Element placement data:
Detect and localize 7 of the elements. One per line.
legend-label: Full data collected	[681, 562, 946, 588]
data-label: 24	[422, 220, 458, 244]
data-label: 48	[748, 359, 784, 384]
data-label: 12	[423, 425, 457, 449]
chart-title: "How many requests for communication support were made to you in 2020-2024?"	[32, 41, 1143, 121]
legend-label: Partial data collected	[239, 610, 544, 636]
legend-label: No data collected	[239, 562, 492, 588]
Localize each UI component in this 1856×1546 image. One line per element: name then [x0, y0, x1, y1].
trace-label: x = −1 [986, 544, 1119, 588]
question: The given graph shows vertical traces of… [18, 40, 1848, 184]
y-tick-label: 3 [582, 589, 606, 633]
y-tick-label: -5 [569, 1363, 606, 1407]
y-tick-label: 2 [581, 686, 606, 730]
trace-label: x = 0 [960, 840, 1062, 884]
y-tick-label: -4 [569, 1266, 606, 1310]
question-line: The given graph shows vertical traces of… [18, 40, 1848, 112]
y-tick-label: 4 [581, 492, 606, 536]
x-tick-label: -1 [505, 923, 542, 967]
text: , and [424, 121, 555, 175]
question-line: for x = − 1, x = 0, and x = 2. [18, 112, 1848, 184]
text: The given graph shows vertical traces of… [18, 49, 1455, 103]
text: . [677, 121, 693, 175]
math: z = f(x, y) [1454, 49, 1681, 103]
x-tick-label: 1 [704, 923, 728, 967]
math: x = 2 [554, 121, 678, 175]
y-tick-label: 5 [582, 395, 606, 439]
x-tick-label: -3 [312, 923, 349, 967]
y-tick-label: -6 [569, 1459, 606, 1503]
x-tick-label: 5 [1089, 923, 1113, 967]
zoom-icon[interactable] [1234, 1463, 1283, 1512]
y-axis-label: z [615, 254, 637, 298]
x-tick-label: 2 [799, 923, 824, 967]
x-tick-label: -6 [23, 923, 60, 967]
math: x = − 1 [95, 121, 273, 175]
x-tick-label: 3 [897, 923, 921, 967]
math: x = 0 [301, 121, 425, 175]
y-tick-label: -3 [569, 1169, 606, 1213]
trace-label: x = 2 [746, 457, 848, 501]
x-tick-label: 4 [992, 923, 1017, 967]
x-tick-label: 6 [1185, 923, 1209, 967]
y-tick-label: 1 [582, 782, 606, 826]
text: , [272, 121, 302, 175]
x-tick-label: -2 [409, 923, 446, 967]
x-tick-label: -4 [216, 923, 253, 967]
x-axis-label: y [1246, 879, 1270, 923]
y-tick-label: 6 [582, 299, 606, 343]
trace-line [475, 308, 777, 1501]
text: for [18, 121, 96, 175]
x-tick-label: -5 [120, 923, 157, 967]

Written exercise: Extract the listing word for word, from its first line through the line containing "x-tick-label: -2 [409, 923, 446, 967]", inclusive.

Answer to the task:
Detect and localize 7 of the elements. One per line.
legend-label: Full data collected	[681, 562, 946, 588]
data-label: 24	[422, 220, 458, 244]
data-label: 48	[748, 359, 784, 384]
data-label: 12	[423, 425, 457, 449]
chart-title: "How many requests for communication support were made to you in 2020-2024?"	[32, 41, 1143, 121]
legend-label: Partial data collected	[239, 610, 544, 636]
legend-label: No data collected	[239, 562, 492, 588]
Localize each UI component in this 1856×1546 image. One line per element: name then [x0, y0, x1, y1].
trace-label: x = −1 [986, 544, 1119, 588]
question: The given graph shows vertical traces of… [18, 40, 1848, 184]
y-tick-label: 3 [582, 589, 606, 633]
y-tick-label: -5 [569, 1363, 606, 1407]
y-tick-label: 2 [581, 686, 606, 730]
trace-label: x = 0 [960, 840, 1062, 884]
y-tick-label: -4 [569, 1266, 606, 1310]
question-line: The given graph shows vertical traces of… [18, 40, 1848, 112]
y-tick-label: 4 [581, 492, 606, 536]
x-tick-label: -1 [505, 923, 542, 967]
text: , and [424, 121, 555, 175]
question-line: for x = − 1, x = 0, and x = 2. [18, 112, 1848, 184]
text: The given graph shows vertical traces of… [18, 49, 1455, 103]
text: . [677, 121, 693, 175]
math: z = f(x, y) [1454, 49, 1681, 103]
x-tick-label: 1 [704, 923, 728, 967]
math: x = 2 [554, 121, 678, 175]
y-tick-label: 5 [582, 395, 606, 439]
x-tick-label: -3 [312, 923, 349, 967]
y-tick-label: -6 [569, 1459, 606, 1503]
x-tick-label: 5 [1089, 923, 1113, 967]
zoom-icon[interactable] [1234, 1463, 1283, 1512]
y-axis-label: z [615, 254, 637, 298]
x-tick-label: 2 [799, 923, 824, 967]
x-tick-label: -6 [23, 923, 60, 967]
math: x = − 1 [95, 121, 273, 175]
x-tick-label: 3 [897, 923, 921, 967]
math: x = 0 [301, 121, 425, 175]
y-tick-label: -3 [569, 1169, 606, 1213]
trace-label: x = 2 [746, 457, 848, 501]
x-tick-label: 4 [992, 923, 1017, 967]
x-tick-label: 6 [1185, 923, 1209, 967]
y-tick-label: 1 [582, 782, 606, 826]
text: , [272, 121, 302, 175]
x-tick-label: -2 [409, 923, 446, 967]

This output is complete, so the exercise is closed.